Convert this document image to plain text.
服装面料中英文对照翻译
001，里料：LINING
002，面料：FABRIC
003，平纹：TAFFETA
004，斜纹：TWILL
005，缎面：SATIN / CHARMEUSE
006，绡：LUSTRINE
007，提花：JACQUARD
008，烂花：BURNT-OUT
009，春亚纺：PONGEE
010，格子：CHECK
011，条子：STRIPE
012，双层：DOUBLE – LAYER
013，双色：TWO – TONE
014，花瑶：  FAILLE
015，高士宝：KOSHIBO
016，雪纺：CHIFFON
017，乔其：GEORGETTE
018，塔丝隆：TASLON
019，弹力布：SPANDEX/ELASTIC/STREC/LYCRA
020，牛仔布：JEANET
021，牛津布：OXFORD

----

◆ Problem description ◆
All records above must be set down exactly, please.

◆ Correct answer ◆
Convert this document image to plain text.
服装面料中英文对照翻译
001，里料：LINING
002，面料：FABRIC
003，平纹：TAFFETA
004，斜纹：TWILL
005，缎面：SATIN / CHARMEUSE
006，绡：LUSTRINE
007，提花：JACQUARD
008，烂花：BURNT-OUT
009，春亚纺：PONGEE
010，格子：CHECK
011，条子：STRIPE
012，双层：DOUBLE – LAYER
013，双色：TWO – TONE
014，花瑶：  FAILLE
015，高士宝：KOSHIBO
016，雪纺：CHIFFON
017，乔其：GEORGETTE
018，塔丝隆：TASLON
019，弹力布：SPANDEX/ELASTIC/STREC/LYCRA
020，牛仔布：JEANET
021，牛津布：OXFORD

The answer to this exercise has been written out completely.